-- Begin GIVEN DATA --

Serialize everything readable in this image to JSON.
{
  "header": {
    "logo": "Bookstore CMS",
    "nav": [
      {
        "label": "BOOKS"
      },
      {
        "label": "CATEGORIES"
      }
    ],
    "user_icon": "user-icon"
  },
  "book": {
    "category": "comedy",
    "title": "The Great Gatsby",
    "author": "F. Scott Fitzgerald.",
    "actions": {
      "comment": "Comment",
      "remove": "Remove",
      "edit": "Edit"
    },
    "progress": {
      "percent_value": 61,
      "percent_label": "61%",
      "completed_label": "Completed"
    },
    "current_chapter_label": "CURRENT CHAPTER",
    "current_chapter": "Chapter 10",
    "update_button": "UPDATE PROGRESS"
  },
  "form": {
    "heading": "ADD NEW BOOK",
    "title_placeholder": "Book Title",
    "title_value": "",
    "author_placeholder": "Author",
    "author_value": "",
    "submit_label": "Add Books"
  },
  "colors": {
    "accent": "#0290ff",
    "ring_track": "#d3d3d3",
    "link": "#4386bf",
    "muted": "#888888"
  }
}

-- End GIVEN DATA --

GIVEN INSTRUCTION – Your task is to retype all of the records exactly.

THE OUTPUT –
Serialize everything readable in this image to JSON.
{
  "header": {
    "logo": "Bookstore CMS",
    "nav": [
      {
        "label": "BOOKS"
      },
      {
        "label": "CATEGORIES"
      }
    ],
    "user_icon": "user-icon"
  },
  "book": {
    "category": "comedy",
    "title": "The Great Gatsby",
    "author": "F. Scott Fitzgerald.",
    "actions": {
      "comment": "Comment",
      "remove": "Remove",
      "edit": "Edit"
    },
    "progress": {
      "percent_value": 61,
      "percent_label": "61%",
      "completed_label": "Completed"
    },
    "current_chapter_label": "CURRENT CHAPTER",
    "current_chapter": "Chapter 10",
    "update_button": "UPDATE PROGRESS"
  },
  "form": {
    "heading": "ADD NEW BOOK",
    "title_placeholder": "Book Title",
    "title_value": "",
    "author_placeholder": "Author",
    "author_value": "",
    "submit_label": "Add Books"
  },
  "colors": {
    "accent": "#0290ff",
    "ring_track": "#d3d3d3",
    "link": "#4386bf",
    "muted": "#888888"
  }
}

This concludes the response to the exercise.